(Data entries)

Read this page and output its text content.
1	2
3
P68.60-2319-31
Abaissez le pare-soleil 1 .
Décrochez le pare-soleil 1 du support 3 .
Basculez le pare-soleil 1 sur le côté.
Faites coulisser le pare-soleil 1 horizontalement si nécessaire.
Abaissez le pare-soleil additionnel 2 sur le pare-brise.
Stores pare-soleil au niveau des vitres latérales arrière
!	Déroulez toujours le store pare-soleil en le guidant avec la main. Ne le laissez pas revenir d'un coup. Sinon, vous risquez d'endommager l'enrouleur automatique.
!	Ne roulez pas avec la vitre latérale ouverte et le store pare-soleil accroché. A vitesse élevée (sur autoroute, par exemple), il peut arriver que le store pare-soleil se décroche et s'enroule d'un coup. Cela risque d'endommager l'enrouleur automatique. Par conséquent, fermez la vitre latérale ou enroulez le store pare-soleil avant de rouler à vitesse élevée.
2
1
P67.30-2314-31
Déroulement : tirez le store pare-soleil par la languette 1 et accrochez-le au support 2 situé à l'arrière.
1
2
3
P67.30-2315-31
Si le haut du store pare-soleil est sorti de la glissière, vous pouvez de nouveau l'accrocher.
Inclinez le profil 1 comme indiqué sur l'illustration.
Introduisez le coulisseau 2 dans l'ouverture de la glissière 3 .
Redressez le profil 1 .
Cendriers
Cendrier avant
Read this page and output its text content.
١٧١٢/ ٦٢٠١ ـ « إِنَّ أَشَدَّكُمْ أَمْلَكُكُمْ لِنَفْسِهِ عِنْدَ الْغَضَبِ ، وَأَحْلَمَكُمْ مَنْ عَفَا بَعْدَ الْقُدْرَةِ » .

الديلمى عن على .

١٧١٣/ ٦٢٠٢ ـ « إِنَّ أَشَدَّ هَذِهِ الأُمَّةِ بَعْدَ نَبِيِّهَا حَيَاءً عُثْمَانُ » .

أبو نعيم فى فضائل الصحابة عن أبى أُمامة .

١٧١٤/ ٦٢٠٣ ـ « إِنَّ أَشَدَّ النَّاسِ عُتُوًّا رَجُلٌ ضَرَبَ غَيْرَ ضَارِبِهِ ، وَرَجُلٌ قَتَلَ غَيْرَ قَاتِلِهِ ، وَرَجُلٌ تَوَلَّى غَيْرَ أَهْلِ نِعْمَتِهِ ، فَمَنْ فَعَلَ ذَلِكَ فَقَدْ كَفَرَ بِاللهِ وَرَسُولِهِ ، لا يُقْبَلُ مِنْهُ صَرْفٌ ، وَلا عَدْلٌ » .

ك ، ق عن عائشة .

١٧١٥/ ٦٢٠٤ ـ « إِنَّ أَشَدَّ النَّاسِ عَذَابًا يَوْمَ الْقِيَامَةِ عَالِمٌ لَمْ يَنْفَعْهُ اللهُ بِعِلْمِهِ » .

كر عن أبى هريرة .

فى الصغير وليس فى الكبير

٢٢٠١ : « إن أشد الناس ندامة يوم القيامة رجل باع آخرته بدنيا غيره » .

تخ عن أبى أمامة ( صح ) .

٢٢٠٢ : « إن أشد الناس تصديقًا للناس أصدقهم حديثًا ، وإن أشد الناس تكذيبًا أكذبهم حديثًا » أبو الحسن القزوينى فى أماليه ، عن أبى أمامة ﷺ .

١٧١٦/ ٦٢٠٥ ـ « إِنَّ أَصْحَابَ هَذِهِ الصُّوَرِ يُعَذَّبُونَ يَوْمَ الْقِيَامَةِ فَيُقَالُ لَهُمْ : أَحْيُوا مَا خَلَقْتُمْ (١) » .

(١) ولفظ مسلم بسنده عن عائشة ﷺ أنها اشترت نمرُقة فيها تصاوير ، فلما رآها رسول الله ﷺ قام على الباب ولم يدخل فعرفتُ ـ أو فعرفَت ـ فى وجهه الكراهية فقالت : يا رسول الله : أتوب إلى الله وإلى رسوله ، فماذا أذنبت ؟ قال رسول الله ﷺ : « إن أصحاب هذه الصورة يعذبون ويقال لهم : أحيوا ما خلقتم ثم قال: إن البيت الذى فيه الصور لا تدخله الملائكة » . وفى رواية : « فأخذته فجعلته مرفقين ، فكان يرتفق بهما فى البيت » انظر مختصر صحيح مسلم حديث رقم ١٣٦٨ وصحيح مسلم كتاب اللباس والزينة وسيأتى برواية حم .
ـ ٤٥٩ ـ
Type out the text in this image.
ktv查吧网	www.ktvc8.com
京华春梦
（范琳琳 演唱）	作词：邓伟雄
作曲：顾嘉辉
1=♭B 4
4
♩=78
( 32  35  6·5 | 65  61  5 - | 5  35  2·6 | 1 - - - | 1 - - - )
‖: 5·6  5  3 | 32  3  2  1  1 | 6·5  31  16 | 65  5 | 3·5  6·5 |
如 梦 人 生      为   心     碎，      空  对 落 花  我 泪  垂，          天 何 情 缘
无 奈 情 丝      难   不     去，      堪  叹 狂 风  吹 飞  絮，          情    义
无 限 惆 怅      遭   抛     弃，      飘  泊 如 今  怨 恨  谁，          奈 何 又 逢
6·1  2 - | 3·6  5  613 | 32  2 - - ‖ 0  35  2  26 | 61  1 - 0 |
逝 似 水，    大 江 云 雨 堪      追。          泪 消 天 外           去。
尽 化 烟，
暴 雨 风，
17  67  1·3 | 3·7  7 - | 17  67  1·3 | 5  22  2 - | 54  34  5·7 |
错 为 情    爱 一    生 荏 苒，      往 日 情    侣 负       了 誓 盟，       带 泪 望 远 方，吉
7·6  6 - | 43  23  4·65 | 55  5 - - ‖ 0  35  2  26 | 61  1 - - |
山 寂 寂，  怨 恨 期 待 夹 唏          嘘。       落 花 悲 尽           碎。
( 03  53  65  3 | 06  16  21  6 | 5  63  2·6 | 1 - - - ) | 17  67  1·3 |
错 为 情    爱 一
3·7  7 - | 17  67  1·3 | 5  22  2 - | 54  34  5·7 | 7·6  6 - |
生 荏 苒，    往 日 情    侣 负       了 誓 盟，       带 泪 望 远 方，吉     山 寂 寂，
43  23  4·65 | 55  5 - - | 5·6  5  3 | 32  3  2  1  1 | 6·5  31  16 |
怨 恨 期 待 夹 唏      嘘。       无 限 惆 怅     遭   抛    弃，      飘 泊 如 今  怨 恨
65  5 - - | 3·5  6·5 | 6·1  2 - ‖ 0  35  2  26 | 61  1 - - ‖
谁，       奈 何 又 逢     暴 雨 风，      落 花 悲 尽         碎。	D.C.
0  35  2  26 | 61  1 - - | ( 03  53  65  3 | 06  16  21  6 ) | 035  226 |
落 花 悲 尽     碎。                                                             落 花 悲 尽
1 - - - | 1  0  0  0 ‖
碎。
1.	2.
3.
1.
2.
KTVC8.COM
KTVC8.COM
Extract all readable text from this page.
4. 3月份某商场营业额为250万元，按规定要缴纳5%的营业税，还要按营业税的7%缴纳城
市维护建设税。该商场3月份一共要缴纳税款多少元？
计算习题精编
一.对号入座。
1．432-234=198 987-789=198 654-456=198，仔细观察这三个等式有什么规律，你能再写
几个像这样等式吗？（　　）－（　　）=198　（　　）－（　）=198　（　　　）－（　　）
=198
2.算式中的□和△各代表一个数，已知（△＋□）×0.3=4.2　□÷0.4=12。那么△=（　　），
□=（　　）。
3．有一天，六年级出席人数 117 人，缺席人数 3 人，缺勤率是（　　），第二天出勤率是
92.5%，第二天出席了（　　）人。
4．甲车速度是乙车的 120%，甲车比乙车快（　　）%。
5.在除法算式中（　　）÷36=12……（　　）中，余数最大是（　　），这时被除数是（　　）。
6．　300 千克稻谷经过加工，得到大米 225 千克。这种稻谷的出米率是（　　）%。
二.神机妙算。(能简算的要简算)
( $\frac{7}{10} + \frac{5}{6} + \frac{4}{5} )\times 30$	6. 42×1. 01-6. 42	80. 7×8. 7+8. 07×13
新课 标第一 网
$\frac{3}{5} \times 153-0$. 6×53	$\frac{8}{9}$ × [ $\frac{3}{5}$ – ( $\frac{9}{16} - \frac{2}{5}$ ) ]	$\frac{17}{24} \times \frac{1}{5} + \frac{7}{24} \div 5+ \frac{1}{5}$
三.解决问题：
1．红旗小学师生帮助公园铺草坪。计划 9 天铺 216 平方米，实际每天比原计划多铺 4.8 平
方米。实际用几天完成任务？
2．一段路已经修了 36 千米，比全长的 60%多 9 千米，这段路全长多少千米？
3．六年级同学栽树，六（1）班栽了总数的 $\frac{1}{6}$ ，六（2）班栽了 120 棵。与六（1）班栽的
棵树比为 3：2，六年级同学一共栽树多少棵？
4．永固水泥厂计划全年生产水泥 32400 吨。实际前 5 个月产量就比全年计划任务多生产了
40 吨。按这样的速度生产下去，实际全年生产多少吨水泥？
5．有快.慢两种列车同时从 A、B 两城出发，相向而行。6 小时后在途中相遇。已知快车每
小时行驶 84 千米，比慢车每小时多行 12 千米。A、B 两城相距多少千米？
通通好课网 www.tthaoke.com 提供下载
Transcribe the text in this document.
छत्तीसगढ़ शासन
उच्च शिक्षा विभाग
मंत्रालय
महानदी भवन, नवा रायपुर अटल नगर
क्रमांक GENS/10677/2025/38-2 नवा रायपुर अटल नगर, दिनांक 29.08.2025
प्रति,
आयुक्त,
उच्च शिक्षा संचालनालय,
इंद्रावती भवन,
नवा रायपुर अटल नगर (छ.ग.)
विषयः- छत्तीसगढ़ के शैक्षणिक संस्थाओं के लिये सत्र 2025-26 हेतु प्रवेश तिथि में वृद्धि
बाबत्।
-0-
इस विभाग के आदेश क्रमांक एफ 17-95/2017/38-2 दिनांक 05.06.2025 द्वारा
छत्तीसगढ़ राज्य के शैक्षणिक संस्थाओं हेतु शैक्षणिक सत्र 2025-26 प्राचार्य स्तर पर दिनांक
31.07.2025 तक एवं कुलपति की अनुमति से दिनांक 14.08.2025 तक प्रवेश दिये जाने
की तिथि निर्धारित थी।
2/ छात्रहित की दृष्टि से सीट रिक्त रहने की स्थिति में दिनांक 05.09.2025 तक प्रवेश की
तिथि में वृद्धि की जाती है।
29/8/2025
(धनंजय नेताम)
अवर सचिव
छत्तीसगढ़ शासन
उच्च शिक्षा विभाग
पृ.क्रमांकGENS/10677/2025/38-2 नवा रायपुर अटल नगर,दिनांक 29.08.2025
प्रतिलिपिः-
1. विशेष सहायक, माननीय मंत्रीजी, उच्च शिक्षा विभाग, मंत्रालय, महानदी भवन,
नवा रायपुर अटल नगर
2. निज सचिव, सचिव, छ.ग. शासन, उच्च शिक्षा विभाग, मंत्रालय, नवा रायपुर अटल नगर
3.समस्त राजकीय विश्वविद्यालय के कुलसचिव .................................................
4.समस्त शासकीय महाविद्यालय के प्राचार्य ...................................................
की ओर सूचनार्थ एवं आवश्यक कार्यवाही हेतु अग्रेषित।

PROBLEM DETAILS.
Exactly reproduce the lines that run from the line with "Transcribe the text in this document." through the last line of the records, inclusive.

ANSWER.
Transcribe the text in this document.
छत्तीसगढ़ शासन
उच्च शिक्षा विभाग
मंत्रालय
महानदी भवन, नवा रायपुर अटल नगर
क्रमांक GENS/10677/2025/38-2 नवा रायपुर अटल नगर, दिनांक 29.08.2025
प्रति,
आयुक्त,
उच्च शिक्षा संचालनालय,
इंद्रावती भवन,
नवा रायपुर अटल नगर (छ.ग.)
विषयः- छत्तीसगढ़ के शैक्षणिक संस्थाओं के लिये सत्र 2025-26 हेतु प्रवेश तिथि में वृद्धि
बाबत्।
-0-
इस विभाग के आदेश क्रमांक एफ 17-95/2017/38-2 दिनांक 05.06.2025 द्वारा
छत्तीसगढ़ राज्य के शैक्षणिक संस्थाओं हेतु शैक्षणिक सत्र 2025-26 प्राचार्य स्तर पर दिनांक
31.07.2025 तक एवं कुलपति की अनुमति से दिनांक 14.08.2025 तक प्रवेश दिये जाने
की तिथि निर्धारित थी।
2/ छात्रहित की दृष्टि से सीट रिक्त रहने की स्थिति में दिनांक 05.09.2025 तक प्रवेश की
तिथि में वृद्धि की जाती है।
29/8/2025
(धनंजय नेताम)
अवर सचिव
छत्तीसगढ़ शासन
उच्च शिक्षा विभाग
पृ.क्रमांकGENS/10677/2025/38-2 नवा रायपुर अटल नगर,दिनांक 29.08.2025
प्रतिलिपिः-
1. विशेष सहायक, माननीय मंत्रीजी, उच्च शिक्षा विभाग, मंत्रालय, महानदी भवन,
नवा रायपुर अटल नगर
2. निज सचिव, सचिव, छ.ग. शासन, उच्च शिक्षा विभाग, मंत्रालय, नवा रायपुर अटल नगर
3.समस्त राजकीय विश्वविद्यालय के कुलसचिव .................................................
4.समस्त शासकीय महाविद्यालय के प्राचार्य ...................................................
की ओर सूचनार्थ एवं आवश्यक कार्यवाही हेतु अग्रेषित।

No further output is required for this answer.